▶ Problem description
Each line that follows should be printed again exactly as it stands.

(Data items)
## BEGIN

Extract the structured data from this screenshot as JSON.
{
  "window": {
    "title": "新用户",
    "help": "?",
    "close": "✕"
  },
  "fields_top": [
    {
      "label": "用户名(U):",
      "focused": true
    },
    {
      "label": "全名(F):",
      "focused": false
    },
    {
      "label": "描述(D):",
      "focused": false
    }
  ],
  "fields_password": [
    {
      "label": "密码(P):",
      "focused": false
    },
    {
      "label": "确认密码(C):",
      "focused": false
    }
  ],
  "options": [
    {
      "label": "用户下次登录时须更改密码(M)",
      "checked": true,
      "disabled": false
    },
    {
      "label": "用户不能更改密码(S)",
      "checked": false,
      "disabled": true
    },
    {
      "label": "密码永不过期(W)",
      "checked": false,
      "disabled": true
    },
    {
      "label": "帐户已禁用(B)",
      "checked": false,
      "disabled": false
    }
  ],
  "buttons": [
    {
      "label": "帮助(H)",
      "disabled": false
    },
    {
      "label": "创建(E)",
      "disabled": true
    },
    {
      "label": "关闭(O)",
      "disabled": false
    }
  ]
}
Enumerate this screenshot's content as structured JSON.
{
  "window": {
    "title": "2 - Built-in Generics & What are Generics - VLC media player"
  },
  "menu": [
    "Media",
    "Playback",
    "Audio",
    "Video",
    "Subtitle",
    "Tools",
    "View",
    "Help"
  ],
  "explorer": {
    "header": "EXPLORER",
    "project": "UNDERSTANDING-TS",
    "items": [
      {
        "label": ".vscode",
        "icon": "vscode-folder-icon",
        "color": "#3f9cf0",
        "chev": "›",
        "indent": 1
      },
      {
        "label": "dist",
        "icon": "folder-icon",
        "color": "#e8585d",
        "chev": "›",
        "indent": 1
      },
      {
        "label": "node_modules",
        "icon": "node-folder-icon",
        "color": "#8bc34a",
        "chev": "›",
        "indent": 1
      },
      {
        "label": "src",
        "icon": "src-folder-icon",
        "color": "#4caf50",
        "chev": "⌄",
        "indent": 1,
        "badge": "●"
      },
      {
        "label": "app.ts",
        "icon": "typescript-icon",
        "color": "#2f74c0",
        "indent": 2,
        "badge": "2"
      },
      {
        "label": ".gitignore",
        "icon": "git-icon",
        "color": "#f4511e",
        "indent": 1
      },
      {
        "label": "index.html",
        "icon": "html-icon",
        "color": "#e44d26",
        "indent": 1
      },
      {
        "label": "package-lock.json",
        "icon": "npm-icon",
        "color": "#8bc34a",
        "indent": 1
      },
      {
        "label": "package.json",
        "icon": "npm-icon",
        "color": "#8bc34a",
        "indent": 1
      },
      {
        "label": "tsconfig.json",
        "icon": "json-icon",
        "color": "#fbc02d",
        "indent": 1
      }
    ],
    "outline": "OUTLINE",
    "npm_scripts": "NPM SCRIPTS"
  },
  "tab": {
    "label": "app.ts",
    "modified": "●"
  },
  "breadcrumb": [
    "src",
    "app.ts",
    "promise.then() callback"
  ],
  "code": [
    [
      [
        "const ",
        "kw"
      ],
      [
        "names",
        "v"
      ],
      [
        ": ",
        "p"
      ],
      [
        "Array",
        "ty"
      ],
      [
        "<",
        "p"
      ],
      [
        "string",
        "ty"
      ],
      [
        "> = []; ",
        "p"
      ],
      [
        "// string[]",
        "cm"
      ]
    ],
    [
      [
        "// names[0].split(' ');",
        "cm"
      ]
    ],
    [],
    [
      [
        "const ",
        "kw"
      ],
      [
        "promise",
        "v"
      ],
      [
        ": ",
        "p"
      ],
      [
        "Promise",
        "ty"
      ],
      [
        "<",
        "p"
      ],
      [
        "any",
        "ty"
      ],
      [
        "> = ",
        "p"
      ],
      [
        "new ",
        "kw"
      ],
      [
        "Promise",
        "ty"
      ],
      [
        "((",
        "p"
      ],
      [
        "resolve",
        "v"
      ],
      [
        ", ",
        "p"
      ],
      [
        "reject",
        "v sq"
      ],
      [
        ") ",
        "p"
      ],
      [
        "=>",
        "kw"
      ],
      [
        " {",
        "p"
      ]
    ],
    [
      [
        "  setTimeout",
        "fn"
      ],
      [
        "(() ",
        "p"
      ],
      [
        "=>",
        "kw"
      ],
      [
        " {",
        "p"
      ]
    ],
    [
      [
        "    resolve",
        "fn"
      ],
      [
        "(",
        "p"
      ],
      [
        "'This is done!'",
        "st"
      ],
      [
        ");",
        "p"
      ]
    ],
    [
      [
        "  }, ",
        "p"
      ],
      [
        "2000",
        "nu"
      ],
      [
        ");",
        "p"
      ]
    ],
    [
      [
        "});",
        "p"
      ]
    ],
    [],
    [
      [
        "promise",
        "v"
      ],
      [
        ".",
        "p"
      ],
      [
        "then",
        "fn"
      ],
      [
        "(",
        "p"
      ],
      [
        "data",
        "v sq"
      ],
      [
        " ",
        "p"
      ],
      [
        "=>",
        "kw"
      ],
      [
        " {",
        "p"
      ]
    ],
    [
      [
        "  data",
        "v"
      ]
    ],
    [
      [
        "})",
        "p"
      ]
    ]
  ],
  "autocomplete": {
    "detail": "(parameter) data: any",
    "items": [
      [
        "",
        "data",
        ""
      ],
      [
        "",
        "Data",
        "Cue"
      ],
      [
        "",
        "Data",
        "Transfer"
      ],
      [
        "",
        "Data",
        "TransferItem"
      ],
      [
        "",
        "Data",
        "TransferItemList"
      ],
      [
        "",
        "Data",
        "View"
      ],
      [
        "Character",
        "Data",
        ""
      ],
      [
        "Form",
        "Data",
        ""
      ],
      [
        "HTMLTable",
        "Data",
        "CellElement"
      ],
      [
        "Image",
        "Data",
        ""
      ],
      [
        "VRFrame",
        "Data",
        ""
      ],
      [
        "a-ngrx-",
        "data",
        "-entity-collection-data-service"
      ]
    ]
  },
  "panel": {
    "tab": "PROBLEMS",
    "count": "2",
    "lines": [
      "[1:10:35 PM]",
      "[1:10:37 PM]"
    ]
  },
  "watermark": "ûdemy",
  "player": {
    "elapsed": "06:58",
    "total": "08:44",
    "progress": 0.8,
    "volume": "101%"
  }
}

## END

▶ Answer for this exercise
Extract the structured data from this screenshot as JSON.
{
  "window": {
    "title": "新用户",
    "help": "?",
    "close": "✕"
  },
  "fields_top": [
    {
      "label": "用户名(U):",
      "focused": true
    },
    {
      "label": "全名(F):",
      "focused": false
    },
    {
      "label": "描述(D):",
      "focused": false
    }
  ],
  "fields_password": [
    {
      "label": "密码(P):",
      "focused": false
    },
    {
      "label": "确认密码(C):",
      "focused": false
    }
  ],
  "options": [
    {
      "label": "用户下次登录时须更改密码(M)",
      "checked": true,
      "disabled": false
    },
    {
      "label": "用户不能更改密码(S)",
      "checked": false,
      "disabled": true
    },
    {
      "label": "密码永不过期(W)",
      "checked": false,
      "disabled": true
    },
    {
      "label": "帐户已禁用(B)",
      "checked": false,
      "disabled": false
    }
  ],
  "buttons": [
    {
      "label": "帮助(H)",
      "disabled": false
    },
    {
      "label": "创建(E)",
      "disabled": true
    },
    {
      "label": "关闭(O)",
      "disabled": false
    }
  ]
}
Enumerate this screenshot's content as structured JSON.
{
  "window": {
    "title": "2 - Built-in Generics & What are Generics - VLC media player"
  },
  "menu": [
    "Media",
    "Playback",
    "Audio",
    "Video",
    "Subtitle",
    "Tools",
    "View",
    "Help"
  ],
  "explorer": {
    "header": "EXPLORER",
    "project": "UNDERSTANDING-TS",
    "items": [
      {
        "label": ".vscode",
        "icon": "vscode-folder-icon",
        "color": "#3f9cf0",
        "chev": "›",
        "indent": 1
      },
      {
        "label": "dist",
        "icon": "folder-icon",
        "color": "#e8585d",
        "chev": "›",
        "indent": 1
      },
      {
        "label": "node_modules",
        "icon": "node-folder-icon",
        "color": "#8bc34a",
        "chev": "›",
        "indent": 1
      },
      {
        "label": "src",
        "icon": "src-folder-icon",
        "color": "#4caf50",
        "chev": "⌄",
        "indent": 1,
        "badge": "●"
      },
      {
        "label": "app.ts",
        "icon": "typescript-icon",
        "color": "#2f74c0",
        "indent": 2,
        "badge": "2"
      },
      {
        "label": ".gitignore",
        "icon": "git-icon",
        "color": "#f4511e",
        "indent": 1
      },
      {
        "label": "index.html",
        "icon": "html-icon",
        "color": "#e44d26",
        "indent": 1
      },
      {
        "label": "package-lock.json",
        "icon": "npm-icon",
        "color": "#8bc34a",
        "indent": 1
      },
      {
        "label": "package.json",
        "icon": "npm-icon",
        "color": "#8bc34a",
        "indent": 1
      },
      {
        "label": "tsconfig.json",
        "icon": "json-icon",
        "color": "#fbc02d",
        "indent": 1
      }
    ],
    "outline": "OUTLINE",
    "npm_scripts": "NPM SCRIPTS"
  },
  "tab": {
    "label": "app.ts",
    "modified": "●"
  },
  "breadcrumb": [
    "src",
    "app.ts",
    "promise.then() callback"
  ],
  "code": [
    [
      [
        "const ",
        "kw"
      ],
      [
        "names",
        "v"
      ],
      [
        ": ",
        "p"
      ],
      [
        "Array",
        "ty"
      ],
      [
        "<",
        "p"
      ],
      [
        "string",
        "ty"
      ],
      [
        "> = []; ",
        "p"
      ],
      [
        "// string[]",
        "cm"
      ]
    ],
    [
      [
        "// names[0].split(' ');",
        "cm"
      ]
    ],
    [],
    [
      [
        "const ",
        "kw"
      ],
      [
        "promise",
        "v"
      ],
      [
        ": ",
        "p"
      ],
      [
        "Promise",
        "ty"
      ],
      [
        "<",
        "p"
      ],
      [
        "any",
        "ty"
      ],
      [
        "> = ",
        "p"
      ],
      [
        "new ",
        "kw"
      ],
      [
        "Promise",
        "ty"
      ],
      [
        "((",
        "p"
      ],
      [
        "resolve",
        "v"
      ],
      [
        ", ",
        "p"
      ],
      [
        "reject",
        "v sq"
      ],
      [
        ") ",
        "p"
      ],
      [
        "=>",
        "kw"
      ],
      [
        " {",
        "p"
      ]
    ],
    [
      [
        "  setTimeout",
        "fn"
      ],
      [
        "(() ",
        "p"
      ],
      [
        "=>",
        "kw"
      ],
      [
        " {",
        "p"
      ]
    ],
    [
      [
        "    resolve",
        "fn"
      ],
      [
        "(",
        "p"
      ],
      [
        "'This is done!'",
        "st"
      ],
      [
        ");",
        "p"
      ]
    ],
    [
      [
        "  }, ",
        "p"
      ],
      [
        "2000",
        "nu"
      ],
      [
        ");",
        "p"
      ]
    ],
    [
      [
        "});",
        "p"
      ]
    ],
    [],
    [
      [
        "promise",
        "v"
      ],
      [
        ".",
        "p"
      ],
      [
        "then",
        "fn"
      ],
      [
        "(",
        "p"
      ],
      [
        "data",
        "v sq"
      ],
      [
        " ",
        "p"
      ],
      [
        "=>",
        "kw"
      ],
      [
        " {",
        "p"
      ]
    ],
    [
      [
        "  data",
        "v"
      ]
    ],
    [
      [
        "})",
        "p"
      ]
    ]
  ],
  "autocomplete": {
    "detail": "(parameter) data: any",
    "items": [
      [
        "",
        "data",
        ""
      ],
      [
        "",
        "Data",
        "Cue"
      ],
      [
        "",
        "Data",
        "Transfer"
      ],
      [
        "",
        "Data",
        "TransferItem"
      ],
      [
        "",
        "Data",
        "TransferItemList"
      ],
      [
        "",
        "Data",
        "View"
      ],
      [
        "Character",
        "Data",
        ""
      ],
      [
        "Form",
        "Data",
        ""
      ],
      [
        "HTMLTable",
        "Data",
        "CellElement"
      ],
      [
        "Image",
        "Data",
        ""
      ],
      [
        "VRFrame",
        "Data",
        ""
      ],
      [
        "a-ngrx-",
        "data",
        "-entity-collection-data-service"
      ]
    ]
  },
  "panel": {
    "tab": "PROBLEMS",
    "count": "2",
    "lines": [
      "[1:10:35 PM]",
      "[1:10:37 PM]"
    ]
  },
  "watermark": "ûdemy",
  "player": {
    "elapsed": "06:58",
    "total": "08:44",
    "progress": 0.8,
    "volume": "101%"
  }
}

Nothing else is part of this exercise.